#### Task instructions:
Copy out word for word the lines in the records below, starting with the line that contains "colorbar-label: -12 (856, 726, 876, 739)" and going on through the line that contains "model-info: Model Info: MPASv8.2.3-194-gf29cd82c".

#### Exercise inputs:
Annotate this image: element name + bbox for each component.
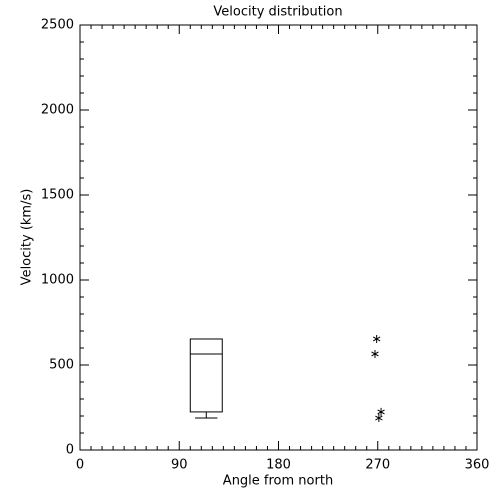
- y-tick-label: 1000: [41, 273, 74, 288]
- y-tick-label: 2500: [41, 18, 74, 33]
- y-tick-label: 2000: [41, 103, 74, 118]
- asterisk-point: [377, 407, 385, 416]
- plot-frame: [79, 24, 478, 451]
- x-axis-title: Angle from north: [223, 474, 333, 489]
- x-tick-label: 180: [266, 458, 291, 473]
- asterisk-point: [372, 334, 381, 343]
- x-tick-label: 90: [171, 458, 188, 473]
- asterisk-point: [375, 414, 383, 423]
- chart-title: Velocity distribution: [213, 5, 342, 20]
- box: [189, 338, 223, 413]
- x-tick-label: 0: [76, 458, 84, 473]
- y-tick-label: 1500: [41, 188, 74, 203]
- y-tick-label: 0: [66, 443, 74, 458]
- x-tick-label: 360: [465, 458, 490, 473]
- x-tick-label: 270: [365, 458, 390, 473]
- y-axis-title: Velocity (km/s): [20, 189, 35, 286]
- y-tick-label: 500: [49, 358, 74, 373]
- asterisk-point: [371, 349, 379, 358]
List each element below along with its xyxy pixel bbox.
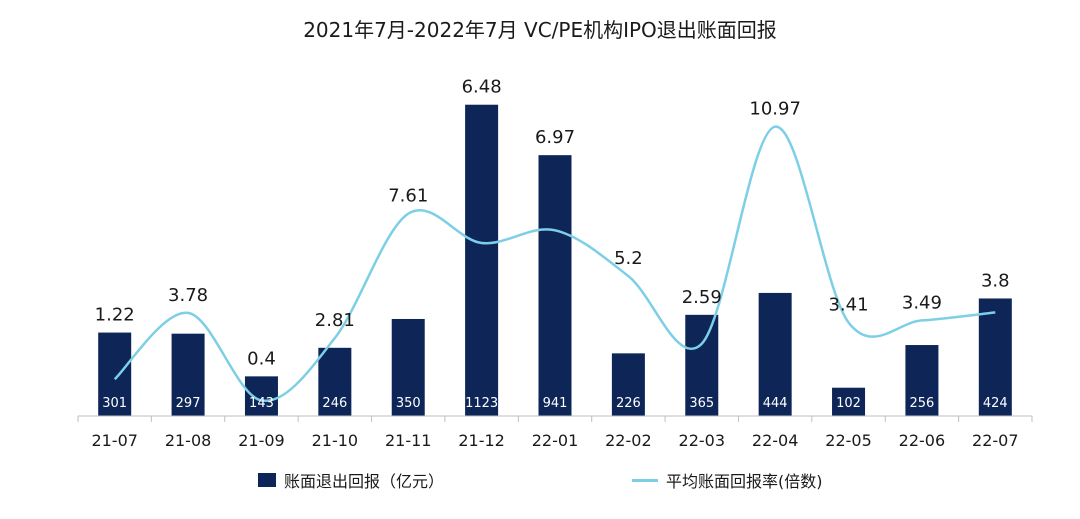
line-value-label: 3.41 <box>828 294 868 315</box>
x-tick-label: 21-10 <box>312 431 359 450</box>
labels-layer: 301 297 143 246 350 1123 941 226 365 444 102 256 424… <box>95 77 1010 411</box>
line-value-label: 6.48 <box>462 77 502 98</box>
line-value-label: 6.97 <box>535 127 575 148</box>
x-tick-label: 22-06 <box>899 431 946 450</box>
line-value-label: 7.61 <box>388 186 428 207</box>
bar-22-07 <box>978 298 1012 416</box>
x-tick-label: 21-09 <box>238 431 285 450</box>
line-value-label: 1.22 <box>95 305 135 326</box>
x-tick-label: 22-01 <box>532 431 579 450</box>
legend-line-swatch <box>632 478 658 482</box>
line-value-label: 10.97 <box>749 99 801 120</box>
bar-21-09 <box>244 376 278 416</box>
legend-line-series: 平均账面回报率(倍数) <box>632 468 823 492</box>
bar-value-label: 941 <box>543 396 568 411</box>
bar-21-12 <box>465 104 499 416</box>
bar-value-label: 444 <box>763 396 788 411</box>
x-axis: 21-07 21-08 21-09 21-10 21-11 21-12 22-01 22-02… <box>77 415 1033 450</box>
bar-value-label: 350 <box>396 396 421 411</box>
bar-value-label: 143 <box>249 396 274 411</box>
bar-value-label: 301 <box>102 396 127 411</box>
bars-layer <box>98 104 1012 416</box>
bar-value-label: 1123 <box>465 396 498 411</box>
bar-22-05 <box>832 387 866 416</box>
line-value-label: 3.78 <box>168 285 208 306</box>
legend-bar-series: 账面退出回报（亿元） <box>258 468 444 492</box>
line-value-label: 2.81 <box>315 310 355 331</box>
line-value-label: 3.49 <box>902 292 942 313</box>
line-value-label: 2.59 <box>682 287 722 308</box>
x-tick-label: 21-12 <box>458 431 505 450</box>
x-tick-label: 21-08 <box>165 431 212 450</box>
series-line-return-multiple <box>113 125 996 402</box>
bar-value-label: 256 <box>910 396 935 411</box>
legend-line-label: 平均账面回报率(倍数) <box>666 472 823 491</box>
bar-21-11 <box>391 318 425 416</box>
line-value-label: 3.8 <box>981 270 1010 291</box>
x-tick-label: 22-07 <box>972 431 1019 450</box>
bar-22-03 <box>685 314 719 416</box>
legend-bar-label: 账面退出回报（亿元） <box>284 472 445 491</box>
bar-value-label: 226 <box>616 396 641 411</box>
x-tick-label: 22-03 <box>679 431 726 450</box>
bar-21-10 <box>318 347 352 416</box>
bar-21-08 <box>171 333 205 416</box>
line-value-label: 0.4 <box>247 348 276 369</box>
bar-value-label: 297 <box>176 396 201 411</box>
bar-21-07 <box>98 332 132 416</box>
x-tick-label: 21-11 <box>385 431 432 450</box>
bar-value-label: 246 <box>322 396 347 411</box>
bar-22-01 <box>538 155 572 416</box>
x-tick-label: 22-02 <box>605 431 652 450</box>
bar-22-06 <box>905 345 939 416</box>
bar-22-04 <box>758 292 792 416</box>
bar-value-label: 424 <box>983 396 1008 411</box>
bar-value-label: 365 <box>689 396 714 411</box>
line-layer <box>113 125 996 402</box>
legend-bar-swatch <box>258 473 276 487</box>
line-value-label: 5.2 <box>614 248 643 269</box>
bar-22-02 <box>611 353 645 416</box>
x-tick-label: 22-04 <box>752 431 799 450</box>
x-tick-label: 21-07 <box>91 431 138 450</box>
chart-title: 2021年7月-2022年7月 VC/PE机构IPO退出账面回报 <box>303 18 777 42</box>
x-tick-label: 22-05 <box>825 431 872 450</box>
bar-value-label: 102 <box>836 396 861 411</box>
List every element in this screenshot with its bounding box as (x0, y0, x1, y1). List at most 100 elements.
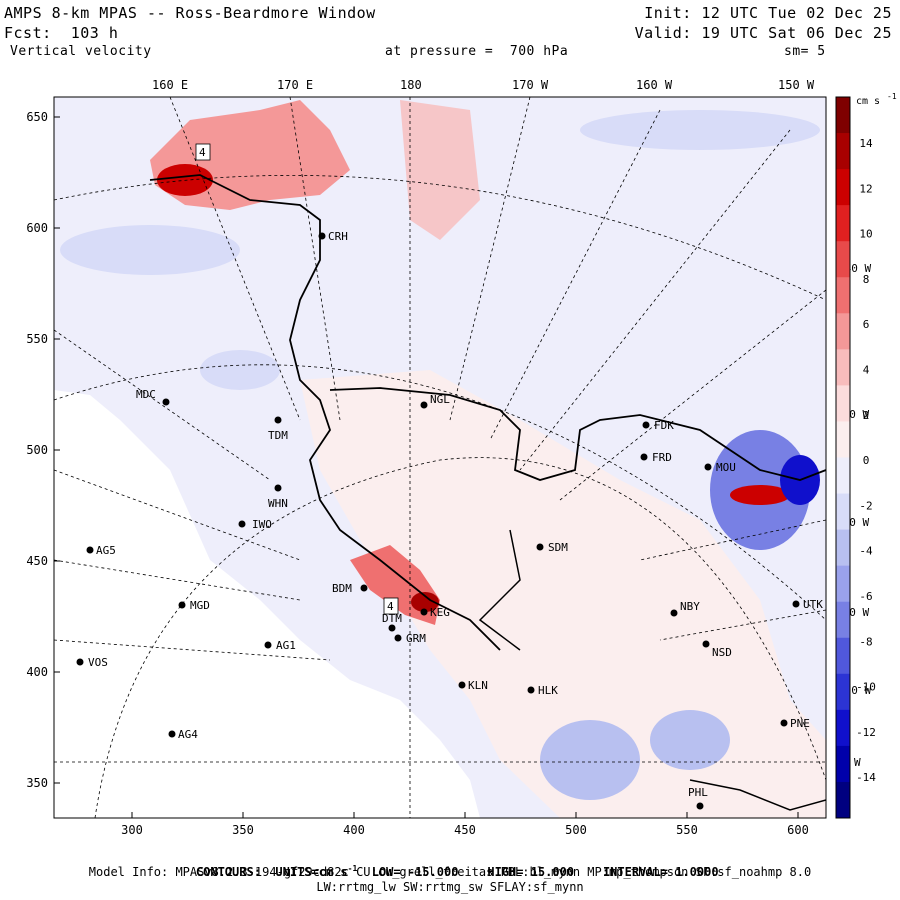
colorbar-label: -12 (856, 726, 876, 739)
contours-info: CONTOURS: UNITS=cm s-1 LOW= -15.000 HIGH… (0, 850, 900, 879)
lon-label: 160 E (152, 78, 188, 92)
y-tick-label: 600 (26, 221, 48, 235)
colorbar-units-exp: -1 (887, 92, 897, 101)
colorbar-swatch (836, 709, 850, 747)
station-label: NSD (712, 646, 732, 659)
colorbar-swatch (836, 781, 850, 819)
colorbar-swatch (836, 457, 850, 495)
colorbar-label: -4 (859, 545, 873, 558)
colorbar-label: -6 (859, 590, 872, 603)
station-label: VOS (88, 656, 108, 669)
lon-label: 150 W (778, 78, 815, 92)
colorbar-label: -2 (859, 499, 872, 512)
axis-ticks (54, 116, 799, 818)
weak-ascent-region (300, 370, 826, 818)
colorbar-label: 10 (859, 228, 872, 241)
descent-patch (650, 710, 730, 770)
x-axis-labels: 300 350 400 450 500 550 600 (121, 823, 809, 837)
colorbar-label: 14 (859, 137, 873, 150)
x-tick-label: 300 (121, 823, 143, 837)
station-label: UTK (803, 598, 823, 611)
colorbar-swatch (836, 637, 850, 675)
descent-patch (200, 350, 280, 390)
station-label: PHL (688, 786, 708, 799)
lon-label: 180 (400, 78, 422, 92)
station-label: CRH (328, 230, 348, 243)
colorbar-label: 2 (863, 409, 870, 422)
x-tick-label: 500 (565, 823, 587, 837)
station-label: HLK (538, 684, 558, 697)
map-border (53, 96, 827, 819)
colorbar-units: cm s (856, 96, 880, 107)
map-field (54, 97, 826, 818)
top-longitude-labels: 160 E 170 E 180 170 W 160 W 150 W (152, 78, 815, 92)
station-label: BDM (332, 582, 352, 595)
model-info: Model Info: MPASv8.2.3-194-gf29cd82c CU:… (88, 865, 812, 879)
colorbar-label: 4 (863, 364, 870, 377)
colorbar-swatch (836, 97, 850, 134)
x-tick-label: 350 (232, 823, 254, 837)
colorbar-label: -14 (856, 771, 876, 784)
colorbar-label: 0 (863, 454, 870, 467)
station-label: MDC (136, 388, 156, 401)
forecast-hour: Fcst: 103 h (4, 24, 119, 42)
colorbar-swatch (836, 241, 850, 278)
station-label: NGL (430, 393, 450, 406)
station-label: MOU (716, 461, 736, 474)
station-label: FRD (652, 451, 672, 464)
colorbar-swatch (836, 277, 850, 314)
contour-label-boxes: 4 4 (195, 143, 399, 615)
colorbar-swatch (836, 421, 850, 458)
pressure-level: at pressure = 700 hPa (385, 44, 569, 59)
y-axis-labels: 650 600 550 500 450 400 350 (26, 110, 48, 790)
y-tick-label: 550 (26, 332, 48, 346)
y-tick-label: 400 (26, 665, 48, 679)
colorbar-swatch (836, 313, 850, 350)
colorbar-swatch (836, 133, 850, 170)
x-tick-label: 600 (787, 823, 809, 837)
ascent-patch (400, 100, 480, 240)
lon-label: 160 W (636, 78, 673, 92)
colorbar-swatch (836, 673, 850, 711)
descent-patch (540, 720, 640, 800)
colorbar-swatch (836, 169, 850, 206)
field-name: Vertical velocity (10, 44, 152, 59)
station-label: AG4 (178, 728, 198, 741)
contours-label: CONTOURS: (195, 865, 261, 879)
ascent-max (411, 592, 439, 612)
ascent-max (730, 485, 790, 505)
station-label: MGD (190, 599, 210, 612)
colorbar-swatch (836, 493, 850, 531)
colorbar-swatch (836, 565, 850, 603)
low-value: LOW= -15.000 (371, 865, 459, 879)
station-label: TDM (268, 429, 288, 442)
ice-shelf-edge (329, 387, 826, 481)
descent-patch (60, 225, 240, 275)
colorbar-swatch (836, 385, 850, 422)
lon-label: W (854, 756, 861, 769)
colorbar-frame (835, 96, 851, 819)
y-tick-label: 450 (26, 554, 48, 568)
x-tick-label: 550 (676, 823, 698, 837)
station-label: NBY (680, 600, 700, 613)
station-label: SDM (548, 541, 568, 554)
interval-value: INTERVAL= 1.0000 (602, 865, 719, 879)
colorbar-label: 8 (863, 273, 870, 286)
x-tick-label: 450 (454, 823, 476, 837)
graticule (54, 97, 826, 818)
coastline (689, 779, 826, 811)
colorbar-label: 12 (859, 182, 872, 195)
colorbar-label: 6 (863, 318, 870, 331)
init-time: Init: 12 UTC Tue 02 Dec 25 (644, 4, 892, 22)
contour-label: 4 (387, 600, 394, 613)
station-label: IWO (252, 518, 272, 531)
colorbar-label: -8 (859, 635, 872, 648)
colorbar-swatch (836, 745, 850, 783)
smoothing-value: sm= 5 (784, 44, 826, 59)
valid-time: Valid: 19 UTC Sat 06 Dec 25 (634, 24, 892, 42)
colorbar-swatch (836, 529, 850, 567)
y-tick-label: 650 (26, 110, 48, 124)
units-exp: -1 (347, 864, 358, 873)
station-label: AG1 (276, 639, 296, 652)
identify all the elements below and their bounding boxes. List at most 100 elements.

#### Solution to the exercise:
colorbar-label: -12 (856, 726, 876, 739)
contours-info: CONTOURS: UNITS=cm s-1 LOW= -15.000 HIGH… (0, 850, 900, 879)
lon-label: 160 E (152, 78, 188, 92)
y-tick-label: 600 (26, 221, 48, 235)
colorbar-units-exp: -1 (887, 92, 897, 101)
colorbar-swatch (836, 709, 850, 747)
station-label: NSD (712, 646, 732, 659)
colorbar-swatch (836, 781, 850, 819)
colorbar-swatch (836, 457, 850, 495)
colorbar-label: -4 (859, 545, 873, 558)
colorbar-label: -6 (859, 590, 872, 603)
station-label: VOS (88, 656, 108, 669)
lon-label: 150 W (778, 78, 815, 92)
colorbar-label: -2 (859, 499, 872, 512)
axis-ticks (54, 116, 799, 818)
weak-ascent-region (300, 370, 826, 818)
colorbar-label: 10 (859, 228, 872, 241)
descent-patch (650, 710, 730, 770)
x-axis-labels: 300 350 400 450 500 550 600 (121, 823, 809, 837)
colorbar-label: 14 (859, 137, 873, 150)
x-tick-label: 300 (121, 823, 143, 837)
station-label: UTK (803, 598, 823, 611)
colorbar-swatch (836, 637, 850, 675)
descent-patch (200, 350, 280, 390)
station-label: PHL (688, 786, 708, 799)
lon-label: 180 (400, 78, 422, 92)
station-label: CRH (328, 230, 348, 243)
colorbar-label: 2 (863, 409, 870, 422)
x-tick-label: 500 (565, 823, 587, 837)
station-label: HLK (538, 684, 558, 697)
map-border (53, 96, 827, 819)
colorbar-units: cm s (856, 96, 880, 107)
map-field (54, 97, 826, 818)
top-longitude-labels: 160 E 170 E 180 170 W 160 W 150 W (152, 78, 815, 92)
station-label: BDM (332, 582, 352, 595)
model-info: Model Info: MPASv8.2.3-194-gf29cd82c CU:… (88, 865, 812, 879)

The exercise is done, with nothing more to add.